Data records:
⟨
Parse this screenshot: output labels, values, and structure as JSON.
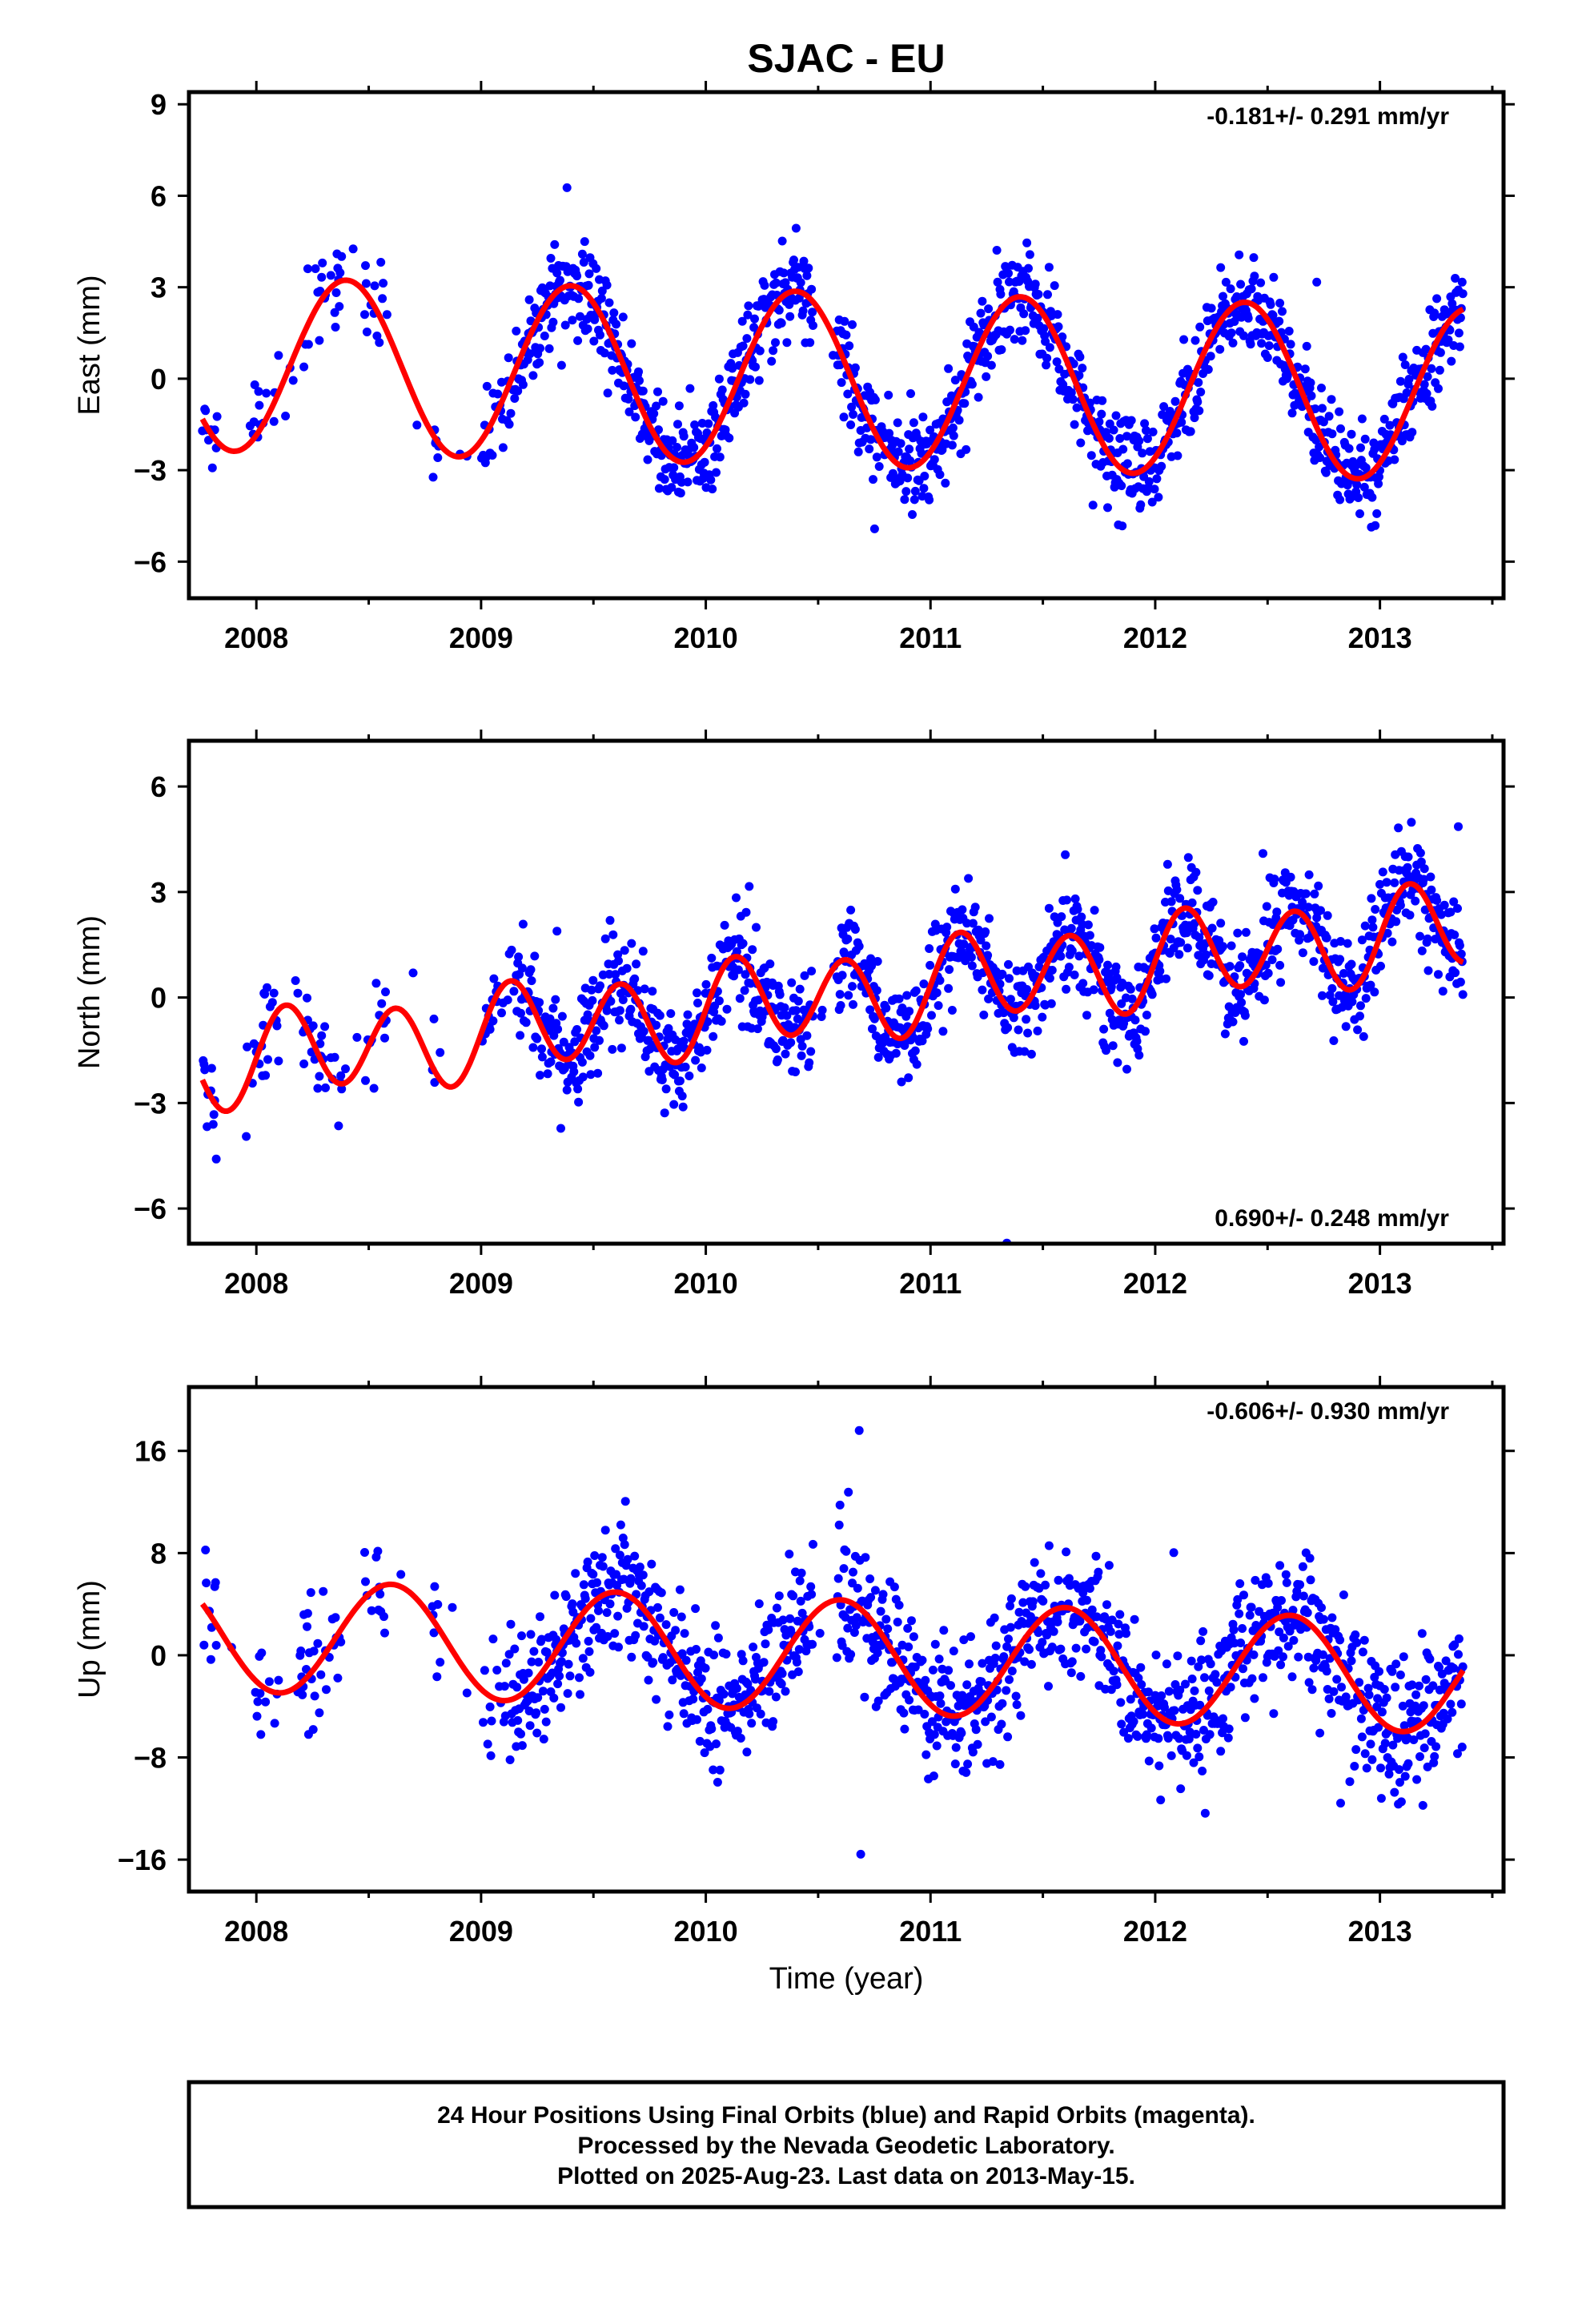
{
  "chart_data": [
    {
      "type": "scatter",
      "panel": "east",
      "title": "SJAC - EU",
      "ylabel": "East (mm)",
      "xlabel": "",
      "xlim": [
        2007.7,
        2013.55
      ],
      "ylim": [
        -7.2,
        9.4
      ],
      "x_ticks": [
        "2008",
        "2009",
        "2010",
        "2011",
        "2012",
        "2013"
      ],
      "y_ticks": [
        "-6",
        "-3",
        "0",
        "3",
        "6",
        "9"
      ],
      "rate_text": "-0.181+/- 0.291 mm/yr",
      "rate_position": "top-right",
      "points_color": "#0000ff",
      "model_color": "#ff0000",
      "data_span": [
        2007.76,
        2013.37
      ],
      "trend_mm_per_yr": -0.181,
      "annual_amplitude_mm": 2.85,
      "annual_peak_fraction": 0.4,
      "noise_mm": 1.1
    },
    {
      "type": "scatter",
      "panel": "north",
      "ylabel": "North (mm)",
      "xlabel": "",
      "xlim": [
        2007.7,
        2013.55
      ],
      "ylim": [
        -7.0,
        7.3
      ],
      "x_ticks": [
        "2008",
        "2009",
        "2010",
        "2011",
        "2012",
        "2013"
      ],
      "y_ticks": [
        "-6",
        "-3",
        "0",
        "3",
        "6"
      ],
      "rate_text": "0.690+/- 0.248 mm/yr",
      "rate_position": "bottom-right",
      "points_color": "#0000ff",
      "model_color": "#ff0000",
      "data_span": [
        2007.76,
        2013.37
      ],
      "trend_mm_per_yr": 0.69,
      "annual_amplitude_mm": 0.3,
      "semiannual_amplitude_mm": 1.2,
      "noise_mm": 1.0
    },
    {
      "type": "scatter",
      "panel": "up",
      "ylabel": "Up (mm)",
      "xlabel": "Time (year)",
      "xlim": [
        2007.7,
        2013.55
      ],
      "ylim": [
        -18.5,
        21
      ],
      "x_ticks": [
        "2008",
        "2009",
        "2010",
        "2011",
        "2012",
        "2013"
      ],
      "y_ticks": [
        "-16",
        "-8",
        "0",
        "8",
        "16"
      ],
      "rate_text": "-0.606+/- 0.930 mm/yr",
      "rate_position": "top-right",
      "points_color": "#0000ff",
      "model_color": "#ff0000",
      "data_span": [
        2007.76,
        2013.37
      ],
      "trend_mm_per_yr": -0.606,
      "annual_amplitude_mm": 4.4,
      "annual_peak_fraction": 0.6,
      "noise_mm": 3.8
    }
  ],
  "footer": {
    "line1": "24 Hour Positions Using Final Orbits (blue) and Rapid Orbits (magenta).",
    "line2": "Processed by the Nevada Geodetic Laboratory.",
    "line3": "Plotted on 2025-Aug-23. Last data on 2013-May-15."
  }
}
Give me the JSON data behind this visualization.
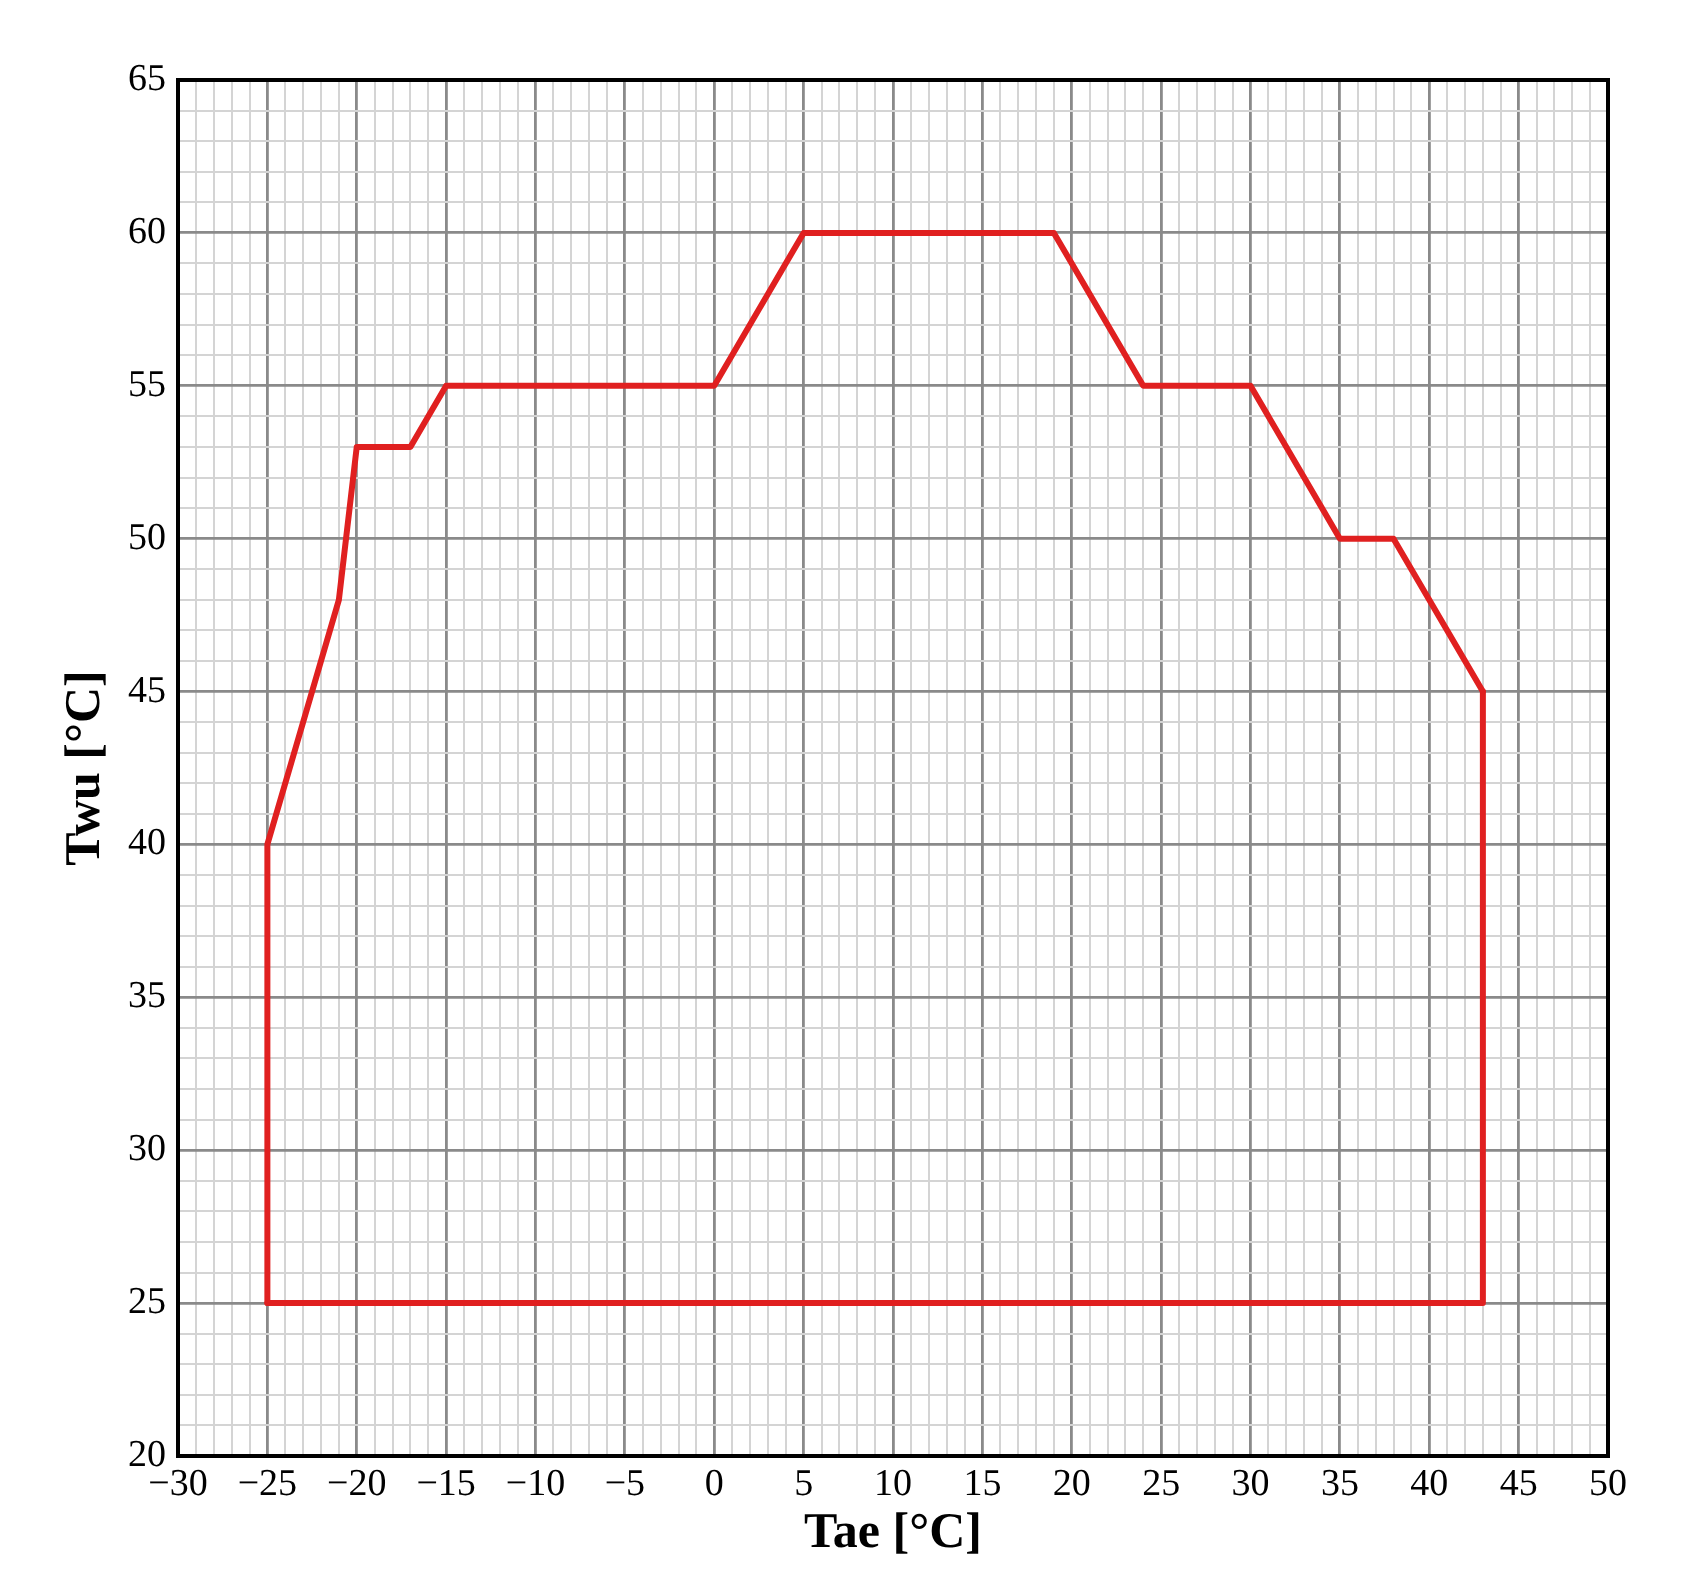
{
  "chart_data": {
    "type": "line",
    "xlabel": "Tae [°C]",
    "ylabel": "Twu [°C]",
    "series": [
      {
        "color": "#e02020",
        "x": [
          -25,
          -25,
          -21,
          -20,
          -17,
          -15,
          0,
          5,
          19,
          24,
          30,
          35,
          38,
          43
        ],
        "values": [
          25,
          40,
          48,
          53,
          53,
          55,
          55,
          60,
          60,
          55,
          55,
          50,
          50,
          45
        ]
      },
      {
        "color": "#e02020",
        "x": [
          -25,
          43,
          43
        ],
        "values": [
          25,
          25,
          45
        ]
      }
    ],
    "xlim": [
      -30,
      50
    ],
    "ylim": [
      20,
      65
    ],
    "xticks": [
      {
        "value": -30,
        "label": "−30"
      },
      {
        "value": -29,
        "label": null
      },
      {
        "value": -28,
        "label": null
      },
      {
        "value": -27,
        "label": null
      },
      {
        "value": -26,
        "label": null
      },
      {
        "value": -25,
        "label": "−25"
      },
      {
        "value": -24,
        "label": null
      },
      {
        "value": -23,
        "label": null
      },
      {
        "value": -22,
        "label": null
      },
      {
        "value": -21,
        "label": null
      },
      {
        "value": -20,
        "label": "−20"
      },
      {
        "value": -19,
        "label": null
      },
      {
        "value": -18,
        "label": null
      },
      {
        "value": -17,
        "label": null
      },
      {
        "value": -16,
        "label": null
      },
      {
        "value": -15,
        "label": "−15"
      },
      {
        "value": -14,
        "label": null
      },
      {
        "value": -13,
        "label": null
      },
      {
        "value": -12,
        "label": null
      },
      {
        "value": -11,
        "label": null
      },
      {
        "value": -10,
        "label": "−10"
      },
      {
        "value": -9,
        "label": null
      },
      {
        "value": -8,
        "label": null
      },
      {
        "value": -7,
        "label": null
      },
      {
        "value": -6,
        "label": null
      },
      {
        "value": -5,
        "label": "−5"
      },
      {
        "value": -4,
        "label": null
      },
      {
        "value": -3,
        "label": null
      },
      {
        "value": -2,
        "label": null
      },
      {
        "value": -1,
        "label": null
      },
      0,
      {
        "value": 1,
        "label": null
      },
      {
        "value": 2,
        "label": null
      },
      {
        "value": 3,
        "label": null
      },
      {
        "value": 4,
        "label": null
      },
      5,
      {
        "value": 6,
        "label": null
      },
      {
        "value": 7,
        "label": null
      },
      {
        "value": 8,
        "label": null
      },
      {
        "value": 9,
        "label": null
      },
      10,
      {
        "value": 11,
        "label": null
      },
      {
        "value": 12,
        "label": null
      },
      {
        "value": 13,
        "label": null
      },
      {
        "value": 14,
        "label": null
      },
      15,
      {
        "value": 16,
        "label": null
      },
      {
        "value": 17,
        "label": null
      },
      {
        "value": 18,
        "label": null
      },
      {
        "value": 19,
        "label": null
      },
      20,
      {
        "value": 21,
        "label": null
      },
      {
        "value": 22,
        "label": null
      },
      {
        "value": 23,
        "label": null
      },
      {
        "value": 24,
        "label": null
      },
      25,
      {
        "value": 26,
        "label": null
      },
      {
        "value": 27,
        "label": null
      },
      {
        "value": 28,
        "label": null
      },
      {
        "value": 29,
        "label": null
      },
      30,
      {
        "value": 31,
        "label": null
      },
      {
        "value": 32,
        "label": null
      },
      {
        "value": 33,
        "label": null
      },
      {
        "value": 34,
        "label": null
      },
      35,
      {
        "value": 36,
        "label": null
      },
      {
        "value": 37,
        "label": null
      },
      {
        "value": 38,
        "label": null
      },
      {
        "value": 39,
        "label": null
      },
      40,
      {
        "value": 41,
        "label": null
      },
      {
        "value": 42,
        "label": null
      },
      {
        "value": 43,
        "label": null
      },
      {
        "value": 44,
        "label": null
      },
      45,
      {
        "value": 46,
        "label": null
      },
      {
        "value": 47,
        "label": null
      },
      {
        "value": 48,
        "label": null
      },
      {
        "value": 49,
        "label": null
      },
      50
    ],
    "yticks": [
      20,
      {
        "value": 21,
        "label": null
      },
      {
        "value": 22,
        "label": null
      },
      {
        "value": 23,
        "label": null
      },
      {
        "value": 24,
        "label": null
      },
      25,
      {
        "value": 26,
        "label": null
      },
      {
        "value": 27,
        "label": null
      },
      {
        "value": 28,
        "label": null
      },
      {
        "value": 29,
        "label": null
      },
      30,
      {
        "value": 31,
        "label": null
      },
      {
        "value": 32,
        "label": null
      },
      {
        "value": 33,
        "label": null
      },
      {
        "value": 34,
        "label": null
      },
      35,
      {
        "value": 36,
        "label": null
      },
      {
        "value": 37,
        "label": null
      },
      {
        "value": 38,
        "label": null
      },
      {
        "value": 39,
        "label": null
      },
      40,
      {
        "value": 41,
        "label": null
      },
      {
        "value": 42,
        "label": null
      },
      {
        "value": 43,
        "label": null
      },
      {
        "value": 44,
        "label": null
      },
      45,
      {
        "value": 46,
        "label": null
      },
      {
        "value": 47,
        "label": null
      },
      {
        "value": 48,
        "label": null
      },
      {
        "value": 49,
        "label": null
      },
      50,
      {
        "value": 51,
        "label": null
      },
      {
        "value": 52,
        "label": null
      },
      {
        "value": 53,
        "label": null
      },
      {
        "value": 54,
        "label": null
      },
      55,
      {
        "value": 56,
        "label": null
      },
      {
        "value": 57,
        "label": null
      },
      {
        "value": 58,
        "label": null
      },
      {
        "value": 59,
        "label": null
      },
      60,
      {
        "value": 61,
        "label": null
      },
      {
        "value": 62,
        "label": null
      },
      {
        "value": 63,
        "label": null
      },
      {
        "value": 64,
        "label": null
      },
      65
    ],
    "grid": true,
    "legend": false,
    "marker": "none",
    "line_style": "solid"
  }
}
⟩
Goal: Copy, from the material above, each line in which the string "this" occurs.

The answer:
Parse this screenshot: output labels, values, and structure as JSON.
Give me the JSON data behind this visualization.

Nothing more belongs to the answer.